## BEGIN EXERCISE MATERIALS

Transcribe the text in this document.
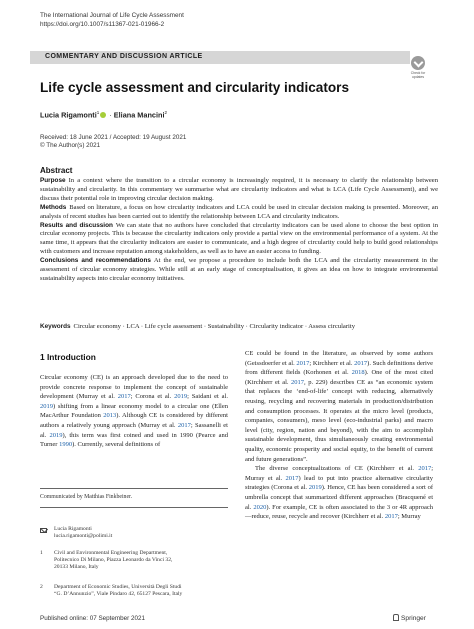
The International Journal of Life Cycle Assessment
https://doi.org/10.1007/s11367-021-01966-2
COMMENTARY AND DISCUSSION ARTICLE
Check for
updates
Life cycle assessment and circularity indicators
Lucia Rigamonti$^1$ · Eliana Mancini$^2$
Received: 18 June 2021 / Accepted: 19 August 2021
© The Author(s) 2021
Abstract

Purpose In a context where the transition to a circular economy is increasingly required, it is necessary to clarify the relationship between sustainability and circularity. In this commentary we summarise what are circularity indicators and what is LCA (Life Cycle Assessment), and we discuss their potential role in improving circular decision making.

Methods Based on literature, a focus on how circularity indicators and LCA could be used in circular decision making is presented. Moreover, an analysis of recent studies has been carried out to identify the relationship between LCA and circularity indicators.

Results and discussion We can state that no authors have concluded that circularity indicators can be used alone to choose the best option in circular economy projects. This is because the circularity indicators only provide a partial view on the environmental performance of a system. At the same time, it appears that the circularity indicators are easier to communicate, and a high degree of circularity could help to build good relationships with customers and increase reputation among stakeholders, as well as to have an easier access to funding.

Conclusions and recommendations At the end, we propose a procedure to include both the LCA and the circularity measurement in the assessment of circular economy strategies. While still at an early stage of conceptualisation, it gives an idea on how to integrate environmental sustainability aspects into circular economy initiatives.

Keywords Circular economy · LCA · Life cycle assessment · Sustainability · Circularity indicator · Assess circularity
1 Introduction

Circular economy (CE) is an approach developed due to the need to provide concrete response to implement the concept of sustainable development (Murray et al. 2017; Corona et al. 2019; Saidani et al. 2019) shifting from a linear economy model to a circular one (Ellen MacArthur Foundation 2013). Although CE is considered by different authors a relatively young approach (Murray et al. 2017; Sassanelli et al. 2019), this term was first coined and used in 1990 (Pearce and Turner 1990). Currently, several definitions of

CE could be found in the literature, as observed by some authors (Geissdoerfer et al. 2017; Kirchherr et al. 2017). Such definitions derive from different fields (Korhonen et al. 2018). One of the most cited (Kirchherr et al. 2017, p. 229) describes CE as “an economic system that replaces the ‘end-of-life’ concept with reducing, alternatively reusing, recycling and recovering materials in production/distribution and consumption processes. It operates at the micro level (products, companies, consumers), meso level (eco-industrial parks) and macro level (city, region, nation and beyond), with the aim to accomplish sustainable development, thus simultaneously creating environmental quality, economic prosperity and social equity, to the benefit of current and future generations”.

The diverse conceptualizations of CE (Kirchherr et al. 2017; Murray et al. 2017) lead to put into practice alternative circularity strategies (Corona et al. 2019). Hence, CE has been considered a sort of umbrella concept that summarized different approaches (Bracquené et al. 2020). For example, CE is often associated to the 3 or 4R approach—reduce, reuse, recycle and recover (Kirchherr et al. 2017; Murray

Communicated by Matthias Finkbeiner.
Lucia Rigamonti
lucia.rigamonti@polimi.it
1 Civil and Environmental Engineering Department,
Politecnico Di Milano, Piazza Leonardo da Vinci 32,
20133 Milano, Italy
2 Department of Economic Studies, Università Degli Studi
“G. D’Annunzio”, Viale Pindaro 42, 65127 Pescara, Italy
Published online: 07 September 2021	Springer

## END EXERCISE MATERIALS

§ AIM
Identify every line where the string "Milano" appears.

§ OUTPUT BELOW
Politecnico Di Milano, Piazza Leonardo da Vinci 32,
20133 Milano, Italy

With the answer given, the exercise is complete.